Written exercise
Return the data exactly, with all pictures removed.
─── Stored data ───
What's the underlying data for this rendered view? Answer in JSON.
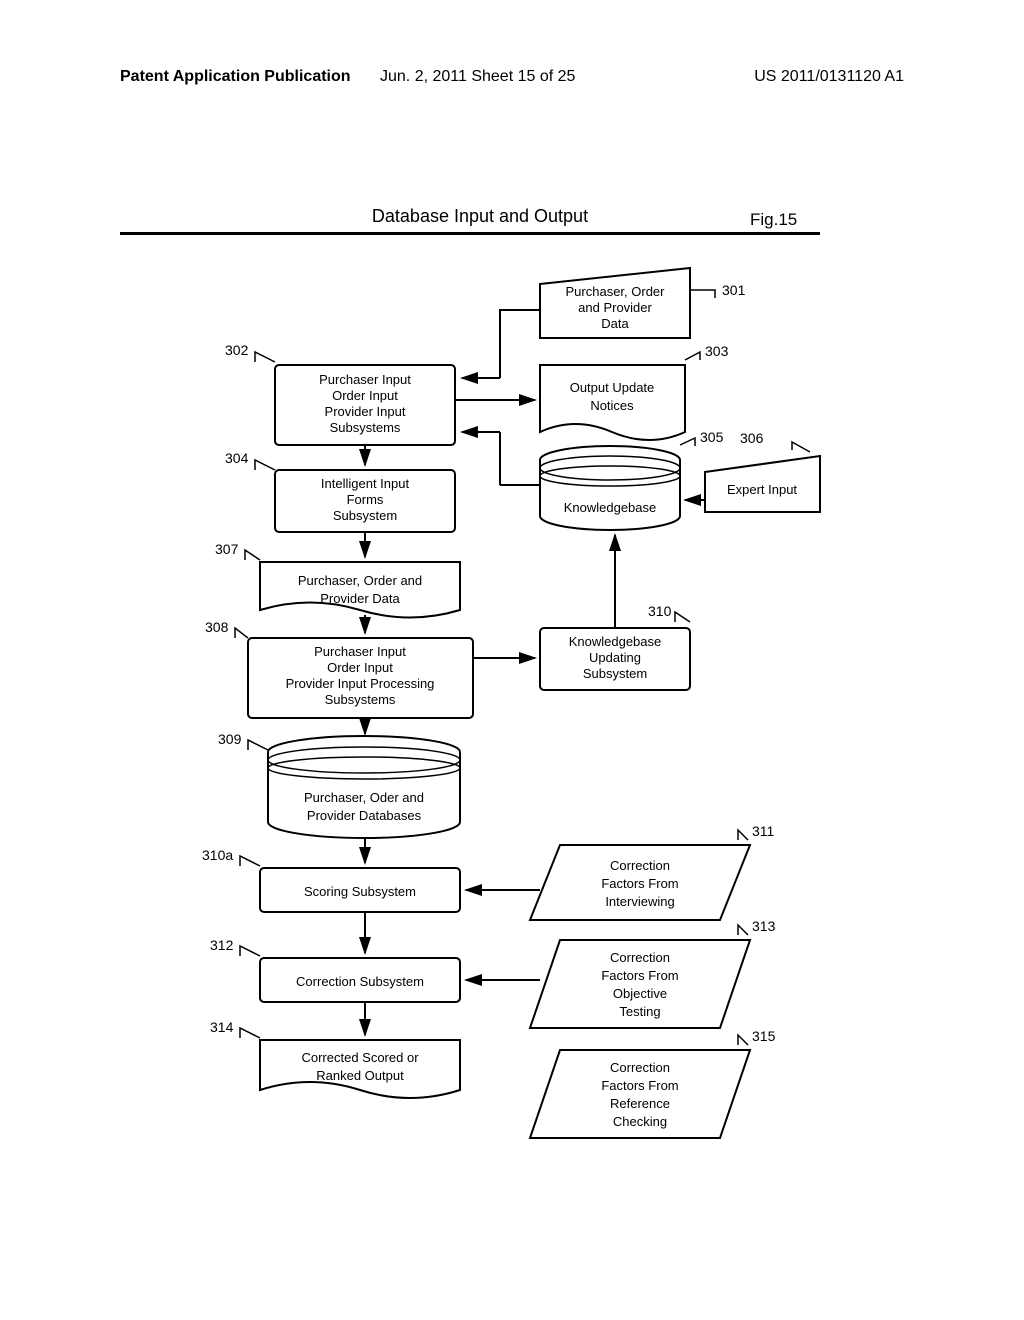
{
  "header": {
    "left": "Patent Application Publication",
    "mid": "Jun. 2, 2011  Sheet 15 of 25",
    "right": "US 2011/0131120 A1"
  },
  "title": "Database Input and Output",
  "fig": "Fig.15",
  "refs": {
    "r301": "301",
    "r302": "302",
    "r303": "303",
    "r304": "304",
    "r305": "305",
    "r306": "306",
    "r307": "307",
    "r308": "308",
    "r309": "309",
    "r310": "310",
    "r310a": "310a",
    "r311": "311",
    "r312": "312",
    "r313": "313",
    "r314": "314",
    "r315": "315"
  },
  "nodes": {
    "n301_l1": "Purchaser, Order",
    "n301_l2": "and Provider",
    "n301_l3": "Data",
    "n302_l1": "Purchaser Input",
    "n302_l2": "Order Input",
    "n302_l3": "Provider Input",
    "n302_l4": "Subsystems",
    "n303_l1": "Output Update",
    "n303_l2": "Notices",
    "n304_l1": "Intelligent Input",
    "n304_l2": "Forms",
    "n304_l3": "Subsystem",
    "n305": "Knowledgebase",
    "n306": "Expert Input",
    "n307_l1": "Purchaser, Order and",
    "n307_l2": "Provider Data",
    "n308_l1": "Purchaser Input",
    "n308_l2": "Order Input",
    "n308_l3": "Provider Input Processing",
    "n308_l4": "Subsystems",
    "n309_l1": "Purchaser, Oder and",
    "n309_l2": "Provider Databases",
    "n310_l1": "Knowledgebase",
    "n310_l2": "Updating",
    "n310_l3": "Subsystem",
    "n310a": "Scoring Subsystem",
    "n311_l1": "Correction",
    "n311_l2": "Factors From",
    "n311_l3": "Interviewing",
    "n312": "Correction Subsystem",
    "n313_l1": "Correction",
    "n313_l2": "Factors From",
    "n313_l3": "Objective",
    "n313_l4": "Testing",
    "n314_l1": "Corrected Scored or",
    "n314_l2": "Ranked Output",
    "n315_l1": "Correction",
    "n315_l2": "Factors From",
    "n315_l3": "Reference",
    "n315_l4": "Checking"
  }
}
───
Response to this task
What's the underlying data for this rendered view? Answer in JSON.
{
  "header": {
    "left": "Patent Application Publication",
    "mid": "Jun. 2, 2011  Sheet 15 of 25",
    "right": "US 2011/0131120 A1"
  },
  "title": "Database Input and Output",
  "fig": "Fig.15",
  "refs": {
    "r301": "301",
    "r302": "302",
    "r303": "303",
    "r304": "304",
    "r305": "305",
    "r306": "306",
    "r307": "307",
    "r308": "308",
    "r309": "309",
    "r310": "310",
    "r310a": "310a",
    "r311": "311",
    "r312": "312",
    "r313": "313",
    "r314": "314",
    "r315": "315"
  },
  "nodes": {
    "n301_l1": "Purchaser, Order",
    "n301_l2": "and Provider",
    "n301_l3": "Data",
    "n302_l1": "Purchaser Input",
    "n302_l2": "Order Input",
    "n302_l3": "Provider Input",
    "n302_l4": "Subsystems",
    "n303_l1": "Output Update",
    "n303_l2": "Notices",
    "n304_l1": "Intelligent Input",
    "n304_l2": "Forms",
    "n304_l3": "Subsystem",
    "n305": "Knowledgebase",
    "n306": "Expert Input",
    "n307_l1": "Purchaser, Order and",
    "n307_l2": "Provider Data",
    "n308_l1": "Purchaser Input",
    "n308_l2": "Order Input",
    "n308_l3": "Provider Input Processing",
    "n308_l4": "Subsystems",
    "n309_l1": "Purchaser, Oder and",
    "n309_l2": "Provider Databases",
    "n310_l1": "Knowledgebase",
    "n310_l2": "Updating",
    "n310_l3": "Subsystem",
    "n310a": "Scoring Subsystem",
    "n311_l1": "Correction",
    "n311_l2": "Factors From",
    "n311_l3": "Interviewing",
    "n312": "Correction Subsystem",
    "n313_l1": "Correction",
    "n313_l2": "Factors From",
    "n313_l3": "Objective",
    "n313_l4": "Testing",
    "n314_l1": "Corrected Scored or",
    "n314_l2": "Ranked Output",
    "n315_l1": "Correction",
    "n315_l2": "Factors From",
    "n315_l3": "Reference",
    "n315_l4": "Checking"
  }
}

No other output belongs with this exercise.